* Selected text *

★ ★ ★

Issue 336: Assistance for reducing to core CRM model

Starting Date: 

In the 38th joined meeting of the CIDOC CRM SIG and ISO/TC46/SC4/WG9 and the 31st FRBR - CIDOC CRM Harmonization meeting and  within the framework of the issue 309, the crm - sig decided that a guideline must be written  about the case of  someone using an extension  would like to reduce to  CRM base model. The sig assigned to CEO to write this guideline and assigned to CEO and Gerald to make the appropriate adjustments for all CRM extensions. In addition, the sig decided to open a new issue for these guidelines.

Heraklion, April 2017

Posted by Martin on 18/9/2017

Dear All,

Our apologies that the sense of issue 336 came out garbled.

Here my formulation:

Extensions of the CRM may declare a superclass A of a class B in "CRMbase" or another extension. It may be the case that a property p of B also holds for the new class A. This is to be understood as the effect of widening the scope of CRMbase to that of the new extension, which then comprises domains in which p not only holds for B but also for A. Taken on its own, CRMbase should not be affected by that extension of scope, since it is not concerned with A. This construct is necessary for an effective
modular management of ontologies, but is not possible with the current way RDF/OWL treats it.
We need a logical theory for that and an implementation. The logical theory must describe the scope of CRMbase and that of the extensions in terms of logic (e.g., as sets).



Current Proposal: 

Posted by Christian Emil on 5/10/2017

The issue is resolved:

A super property (for all classes in crm and extensions)  is an extension in domain and range if the extra condition iff
A(x) & B(y) & P’(x,y) ⊃ P(x,y)​
​is true and  of course the standard ones
                               P (x,y) ⊃ A(x)

★ ★ ★

* Supplied data *
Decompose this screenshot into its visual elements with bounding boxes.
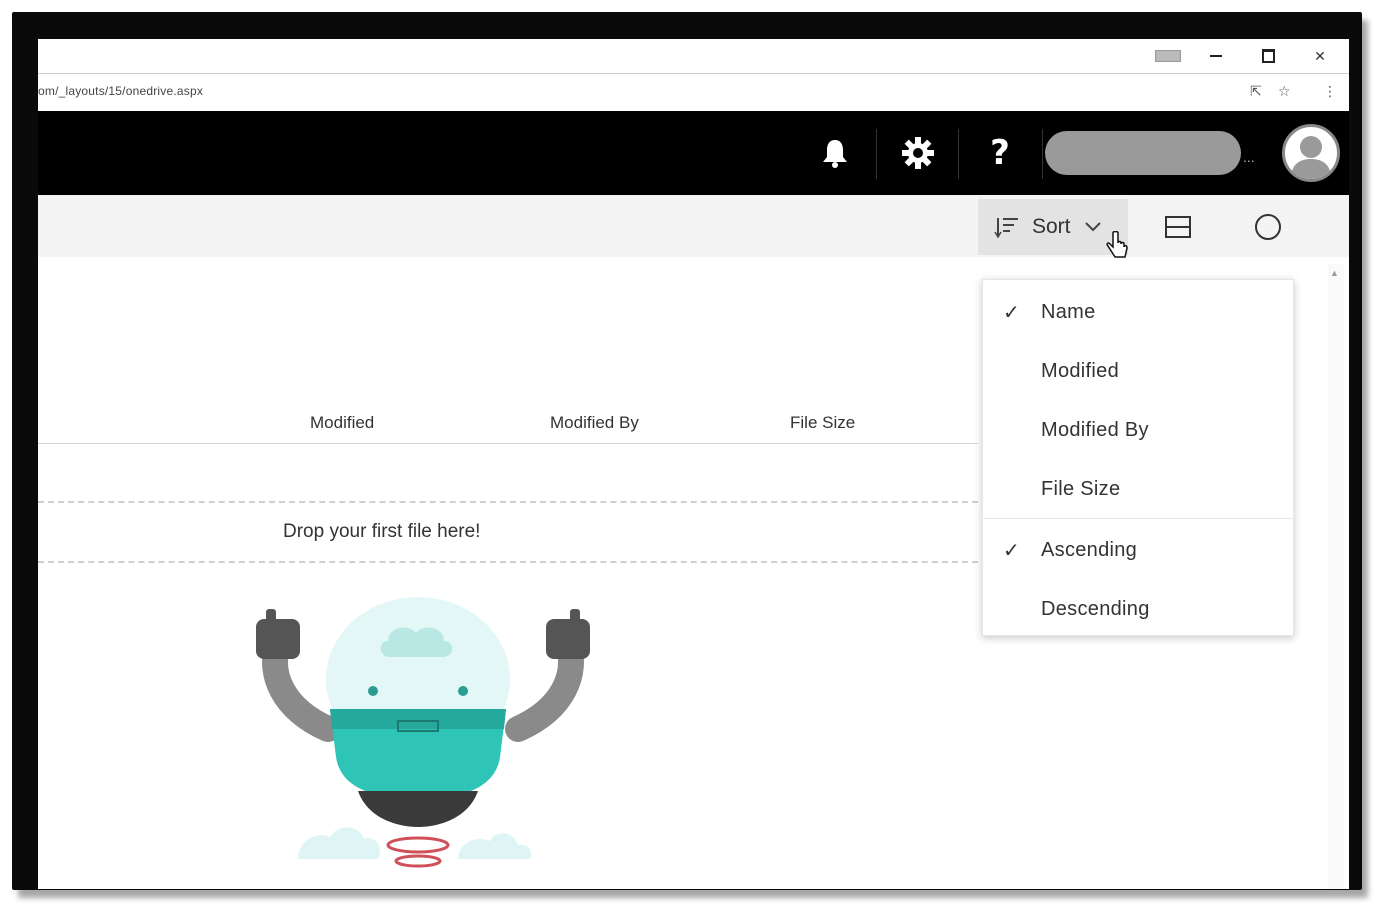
address-bar[interactable]: om/_layouts/15/onedrive.aspx ⇱ ☆ ⋮ — [38, 73, 1349, 112]
menu-item-label: Descending — [1041, 597, 1150, 620]
robot-illustration — [256, 597, 590, 868]
sort-option-name[interactable]: ✓ Name — [983, 284, 1293, 340]
info-button[interactable] — [1246, 205, 1290, 249]
appbar-divider — [876, 129, 877, 179]
column-header-modified[interactable]: Modified — [310, 413, 374, 433]
sort-option-file-size[interactable]: File Size — [983, 461, 1293, 517]
appbar-divider — [958, 129, 959, 179]
cursor-hand-icon — [1106, 231, 1128, 258]
bell-icon — [823, 140, 847, 168]
column-header-modified-by[interactable]: Modified By — [550, 413, 639, 433]
window-thumbnail-icon[interactable] — [1148, 43, 1188, 69]
check-icon: ✓ — [1003, 301, 1020, 324]
menu-item-label: Ascending — [1041, 538, 1138, 561]
menu-item-label: Name — [1041, 300, 1096, 323]
menu-item-label: Modified — [1041, 359, 1119, 382]
avatar[interactable] — [1282, 124, 1340, 182]
menu-item-label: File Size — [1041, 477, 1121, 500]
file-drop-zone[interactable]: Drop your first file here! — [38, 501, 978, 563]
drop-zone-text: Drop your first file here! — [283, 521, 481, 542]
view-layout-icon — [1165, 216, 1191, 238]
sort-option-ascending[interactable]: ✓ Ascending — [983, 522, 1293, 578]
more-vertical-icon[interactable]: ⋮ — [1323, 83, 1337, 100]
browser-window: ✕ om/_layouts/15/onedrive.aspx ⇱ ☆ ⋮ ? .… — [38, 39, 1349, 889]
screenshot-frame: ✕ om/_layouts/15/onedrive.aspx ⇱ ☆ ⋮ ? .… — [12, 12, 1362, 890]
user-name-redacted[interactable] — [1045, 131, 1241, 175]
star-icon[interactable]: ☆ — [1278, 83, 1291, 100]
help-button[interactable]: ? — [960, 111, 1040, 195]
app-header: ? ... — [38, 111, 1349, 195]
maximize-button[interactable] — [1248, 43, 1288, 69]
check-icon: ✓ — [1003, 539, 1020, 562]
sort-option-modified[interactable]: Modified — [983, 343, 1293, 399]
column-header-file-size[interactable]: File Size — [790, 413, 855, 433]
share-icon[interactable]: ⇱ — [1250, 83, 1262, 100]
url-text[interactable]: om/_layouts/15/onedrive.aspx — [38, 84, 203, 98]
menu-divider — [983, 518, 1293, 519]
menu-item-label: Modified By — [1041, 418, 1149, 441]
help-icon: ? — [990, 133, 1010, 173]
close-button[interactable]: ✕ — [1300, 43, 1340, 69]
sort-label: Sort — [1032, 215, 1071, 238]
list-column-headers: Modified Modified By File Size — [38, 409, 978, 444]
view-layout-button[interactable] — [1156, 205, 1200, 249]
sort-option-descending[interactable]: Descending — [983, 581, 1293, 637]
command-bar: Sort — [38, 195, 1349, 258]
vertical-scrollbar[interactable]: ▲ — [1328, 264, 1344, 889]
minimize-button[interactable] — [1196, 43, 1236, 69]
sort-icon — [994, 218, 1018, 238]
info-circle-icon — [1255, 214, 1281, 240]
appbar-divider — [1042, 129, 1043, 179]
settings-button[interactable] — [878, 111, 958, 195]
user-icon — [1291, 136, 1331, 179]
notifications-button[interactable] — [795, 111, 875, 195]
chevron-down-icon — [1084, 222, 1101, 232]
user-name-ellipsis: ... — [1243, 149, 1255, 165]
sort-dropdown-menu: ✓ Name Modified Modified By File Size ✓ … — [982, 279, 1294, 636]
sort-option-modified-by[interactable]: Modified By — [983, 402, 1293, 458]
scroll-up-icon[interactable]: ▲ — [1330, 268, 1339, 278]
gear-icon — [902, 137, 934, 169]
window-titlebar: ✕ — [38, 39, 1349, 73]
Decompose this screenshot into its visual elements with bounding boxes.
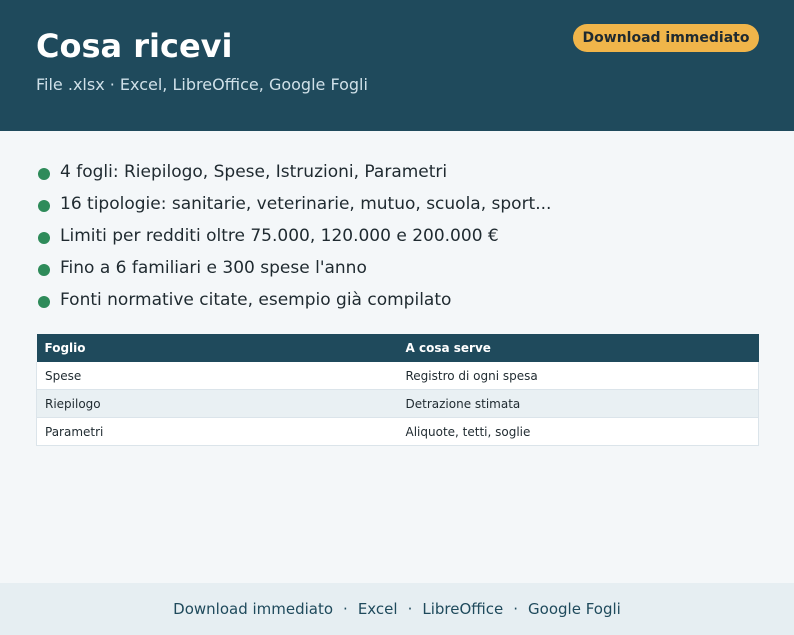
feature-list: 4 fogli: Riepilogo, Spese, Istruzioni, P…	[36, 156, 551, 316]
table-cell: Aliquote, tetti, soglie	[397, 417, 759, 446]
feature-text: Fino a 6 familiari e 300 spese l'anno	[60, 258, 367, 278]
table-row: Parametri Aliquote, tetti, soglie	[36, 417, 759, 446]
table-cell: Riepilogo	[36, 389, 398, 418]
header-banner: Cosa ricevi File .xlsx · Excel, LibreOff…	[0, 0, 794, 131]
footer-separator: ·	[513, 600, 519, 618]
footer-link-download[interactable]: Download immediato	[173, 600, 333, 618]
feature-text: 16 tipologie: sanitarie, veterinarie, mu…	[60, 194, 552, 214]
table-cell: Detrazione stimata	[397, 389, 759, 418]
page-subtitle: File .xlsx · Excel, LibreOffice, Google …	[36, 75, 368, 94]
feature-text: Limiti per redditi oltre 75.000, 120.000…	[60, 226, 499, 246]
feature-item: 16 tipologie: sanitarie, veterinarie, mu…	[36, 188, 551, 220]
feature-item: Fino a 6 familiari e 300 spese l'anno	[36, 252, 551, 284]
footer-link-libreoffice[interactable]: LibreOffice	[422, 600, 503, 618]
bullet-dot-icon	[38, 231, 50, 244]
feature-item: Fonti normative citate, esempio già comp…	[36, 284, 551, 316]
column-header-foglio: Foglio	[36, 334, 398, 362]
bullet-dot-icon	[38, 295, 50, 308]
footer: Download immediato · Excel · LibreOffice…	[0, 583, 794, 635]
footer-separator: ·	[407, 600, 413, 618]
table-cell: Registro di ogni spesa	[397, 362, 759, 390]
feature-text: Fonti normative citate, esempio già comp…	[60, 290, 452, 310]
footer-link-google-fogli[interactable]: Google Fogli	[528, 600, 621, 618]
bullet-dot-icon	[38, 263, 50, 276]
bullet-dot-icon	[38, 167, 50, 180]
feature-item: 4 fogli: Riepilogo, Spese, Istruzioni, P…	[36, 156, 551, 188]
download-button[interactable]: Download immediato	[573, 24, 759, 52]
table-header-row: Foglio A cosa serve	[36, 334, 759, 362]
table-cell: Spese	[36, 362, 398, 390]
page-title: Cosa ricevi	[36, 27, 233, 65]
bullet-dot-icon	[38, 199, 50, 212]
footer-link-excel[interactable]: Excel	[358, 600, 398, 618]
table-cell: Parametri	[36, 417, 398, 446]
sheets-table: Foglio A cosa serve Spese Registro di og…	[36, 334, 759, 446]
table-row: Spese Registro di ogni spesa	[36, 362, 759, 390]
column-header-a-cosa-serve: A cosa serve	[397, 334, 759, 362]
feature-item: Limiti per redditi oltre 75.000, 120.000…	[36, 220, 551, 252]
table-row: Riepilogo Detrazione stimata	[36, 389, 759, 418]
footer-separator: ·	[343, 600, 348, 618]
feature-text: 4 fogli: Riepilogo, Spese, Istruzioni, P…	[60, 162, 448, 182]
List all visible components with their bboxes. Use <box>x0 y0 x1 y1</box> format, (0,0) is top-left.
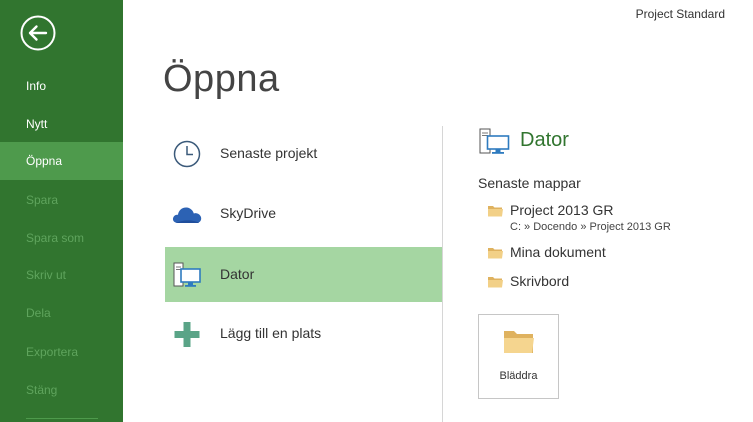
app-title: Project Standard <box>635 7 725 21</box>
recent-folders-heading: Senaste mappar <box>478 175 581 191</box>
nav-info[interactable]: Info <box>0 67 123 105</box>
recent-folder-item[interactable]: Skrivbord <box>488 273 688 293</box>
folder-icon <box>504 331 534 353</box>
folder-icon <box>488 277 503 288</box>
computer-icon <box>479 128 510 154</box>
recent-folder-item[interactable]: Project 2013 GR C: » Docendo » Project 2… <box>488 202 688 236</box>
page-title: Öppna <box>163 58 280 100</box>
panel-divider <box>442 126 443 422</box>
clock-icon <box>173 140 201 168</box>
nav-export: Exportera <box>26 345 79 359</box>
backstage-sidebar: Info Nytt Öppna Spara Spara som Skriv ut… <box>0 0 123 422</box>
folder-name: Mina dokument <box>510 244 606 260</box>
back-button[interactable] <box>19 14 57 52</box>
place-recent-projects[interactable]: Senaste projekt <box>165 126 442 181</box>
detail-title: Dator <box>520 129 569 151</box>
nav-share: Dela <box>26 306 51 320</box>
browse-label: Bläddra <box>499 370 538 382</box>
place-add-location[interactable]: Lägg till en plats <box>165 306 442 361</box>
computer-icon <box>173 262 201 287</box>
nav-new[interactable]: Nytt <box>0 105 123 143</box>
browse-button[interactable]: Bläddra <box>478 314 559 399</box>
place-label: Lägg till en plats <box>220 325 322 341</box>
nav-open[interactable]: Öppna <box>0 142 123 180</box>
sidebar-divider <box>26 418 98 419</box>
nav-save: Spara <box>26 193 59 207</box>
place-label: SkyDrive <box>220 205 277 221</box>
folder-icon <box>488 248 503 259</box>
plus-icon <box>174 322 200 347</box>
folder-path: C: » Docendo » Project 2013 GR <box>510 221 671 233</box>
recent-folder-item[interactable]: Mina dokument <box>488 244 688 264</box>
place-label: Senaste projekt <box>220 145 318 161</box>
folder-icon <box>488 206 503 217</box>
cloud-icon <box>172 207 202 223</box>
folder-name: Skrivbord <box>510 273 570 289</box>
place-label: Dator <box>220 266 255 282</box>
place-computer[interactable]: Dator <box>165 247 442 302</box>
nav-close: Stäng <box>26 383 58 397</box>
folder-name: Project 2013 GR <box>510 202 614 218</box>
back-arrow-icon <box>20 15 56 51</box>
nav-save-as: Spara som <box>26 231 85 245</box>
place-skydrive[interactable]: SkyDrive <box>165 186 442 241</box>
nav-print: Skriv ut <box>26 268 67 282</box>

★ ★ ★

* Directive A *
Can you sum up Issue 336 in three sentences?
* Directive B *
Which words in Issue 336 begin at "The issue is" and end after "P (x,y) ⊃ A(x)"? Write out that stretch of the page word for word.
The listing has no connection to the Issue 336 page.

* Full answer A *
In April 2017 in Heraklion, the CRM SIG decided that a guideline must be written for the case where someone using an extension would like to reduce to the CRM base model, and it assigned CEO to write it and CEO and Gerald to adjust all CRM extensions. Martin's later formulation explains that an extension may declare a superclass A of a class B in CRMbase, that a property of B may also hold for A, and that this construct is needed for modular ontology management but is not possible with the way RDF/OWL currently treats it, so a logical theory and an implementation are required. On 5/10/2017 Christian Emil posted that the issue is resolved by a condition under which a super property is an extension in domain and range.

* Full answer B *
The issue is resolved:

A super property (for all classes in crm and extensions)  is an extension in domain and range if the extra condition iff
A(x) & B(y) & P’(x,y) ⊃ P(x,y)​
​is true and  of course the standard ones
                               P (x,y) ⊃ A(x)